--- Begin Data for processing ---
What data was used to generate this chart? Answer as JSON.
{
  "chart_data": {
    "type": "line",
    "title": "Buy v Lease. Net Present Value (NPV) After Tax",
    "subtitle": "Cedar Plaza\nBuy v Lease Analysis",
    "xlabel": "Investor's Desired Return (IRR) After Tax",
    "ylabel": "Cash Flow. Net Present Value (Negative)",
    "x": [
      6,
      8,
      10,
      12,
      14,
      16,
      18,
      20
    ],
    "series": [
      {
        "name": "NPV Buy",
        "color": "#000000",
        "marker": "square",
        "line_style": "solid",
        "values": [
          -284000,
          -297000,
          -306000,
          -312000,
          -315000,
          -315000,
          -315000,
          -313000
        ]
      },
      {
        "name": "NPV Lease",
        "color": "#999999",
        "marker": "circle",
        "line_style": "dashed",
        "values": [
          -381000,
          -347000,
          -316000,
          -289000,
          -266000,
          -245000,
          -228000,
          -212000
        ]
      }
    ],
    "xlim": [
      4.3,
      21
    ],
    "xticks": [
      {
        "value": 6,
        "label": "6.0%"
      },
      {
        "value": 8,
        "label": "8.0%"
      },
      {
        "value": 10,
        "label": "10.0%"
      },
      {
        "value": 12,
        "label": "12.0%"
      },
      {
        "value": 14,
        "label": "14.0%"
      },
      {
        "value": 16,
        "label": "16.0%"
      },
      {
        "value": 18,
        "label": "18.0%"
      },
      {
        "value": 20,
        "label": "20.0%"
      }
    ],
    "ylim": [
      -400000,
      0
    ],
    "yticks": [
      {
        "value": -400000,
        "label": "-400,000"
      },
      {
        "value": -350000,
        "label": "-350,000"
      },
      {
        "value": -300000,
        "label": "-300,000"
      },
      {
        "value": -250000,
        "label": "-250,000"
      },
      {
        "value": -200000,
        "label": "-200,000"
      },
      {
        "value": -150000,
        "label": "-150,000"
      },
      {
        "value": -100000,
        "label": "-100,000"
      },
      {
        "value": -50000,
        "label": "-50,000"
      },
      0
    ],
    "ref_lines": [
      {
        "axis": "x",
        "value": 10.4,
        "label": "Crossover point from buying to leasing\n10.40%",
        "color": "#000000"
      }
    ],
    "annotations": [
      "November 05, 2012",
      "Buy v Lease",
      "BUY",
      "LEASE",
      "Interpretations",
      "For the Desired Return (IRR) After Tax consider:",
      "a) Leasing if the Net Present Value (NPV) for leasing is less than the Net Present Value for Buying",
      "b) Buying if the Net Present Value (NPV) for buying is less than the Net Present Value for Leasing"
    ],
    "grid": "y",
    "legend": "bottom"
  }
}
--- End Data for processing ---
Task objective: Transcribe the full listing above without leaving anything out.

Correct answer:
What data was used to generate this chart? Answer as JSON.
{
  "chart_data": {
    "type": "line",
    "title": "Buy v Lease. Net Present Value (NPV) After Tax",
    "subtitle": "Cedar Plaza\nBuy v Lease Analysis",
    "xlabel": "Investor's Desired Return (IRR) After Tax",
    "ylabel": "Cash Flow. Net Present Value (Negative)",
    "x": [
      6,
      8,
      10,
      12,
      14,
      16,
      18,
      20
    ],
    "series": [
      {
        "name": "NPV Buy",
        "color": "#000000",
        "marker": "square",
        "line_style": "solid",
        "values": [
          -284000,
          -297000,
          -306000,
          -312000,
          -315000,
          -315000,
          -315000,
          -313000
        ]
      },
      {
        "name": "NPV Lease",
        "color": "#999999",
        "marker": "circle",
        "line_style": "dashed",
        "values": [
          -381000,
          -347000,
          -316000,
          -289000,
          -266000,
          -245000,
          -228000,
          -212000
        ]
      }
    ],
    "xlim": [
      4.3,
      21
    ],
    "xticks": [
      {
        "value": 6,
        "label": "6.0%"
      },
      {
        "value": 8,
        "label": "8.0%"
      },
      {
        "value": 10,
        "label": "10.0%"
      },
      {
        "value": 12,
        "label": "12.0%"
      },
      {
        "value": 14,
        "label": "14.0%"
      },
      {
        "value": 16,
        "label": "16.0%"
      },
      {
        "value": 18,
        "label": "18.0%"
      },
      {
        "value": 20,
        "label": "20.0%"
      }
    ],
    "ylim": [
      -400000,
      0
    ],
    "yticks": [
      {
        "value": -400000,
        "label": "-400,000"
      },
      {
        "value": -350000,
        "label": "-350,000"
      },
      {
        "value": -300000,
        "label": "-300,000"
      },
      {
        "value": -250000,
        "label": "-250,000"
      },
      {
        "value": -200000,
        "label": "-200,000"
      },
      {
        "value": -150000,
        "label": "-150,000"
      },
      {
        "value": -100000,
        "label": "-100,000"
      },
      {
        "value": -50000,
        "label": "-50,000"
      },
      0
    ],
    "ref_lines": [
      {
        "axis": "x",
        "value": 10.4,
        "label": "Crossover point from buying to leasing\n10.40%",
        "color": "#000000"
      }
    ],
    "annotations": [
      "November 05, 2012",
      "Buy v Lease",
      "BUY",
      "LEASE",
      "Interpretations",
      "For the Desired Return (IRR) After Tax consider:",
      "a) Leasing if the Net Present Value (NPV) for leasing is less than the Net Present Value for Buying",
      "b) Buying if the Net Present Value (NPV) for buying is less than the Net Present Value for Leasing"
    ],
    "grid": "y",
    "legend": "bottom"
  }
}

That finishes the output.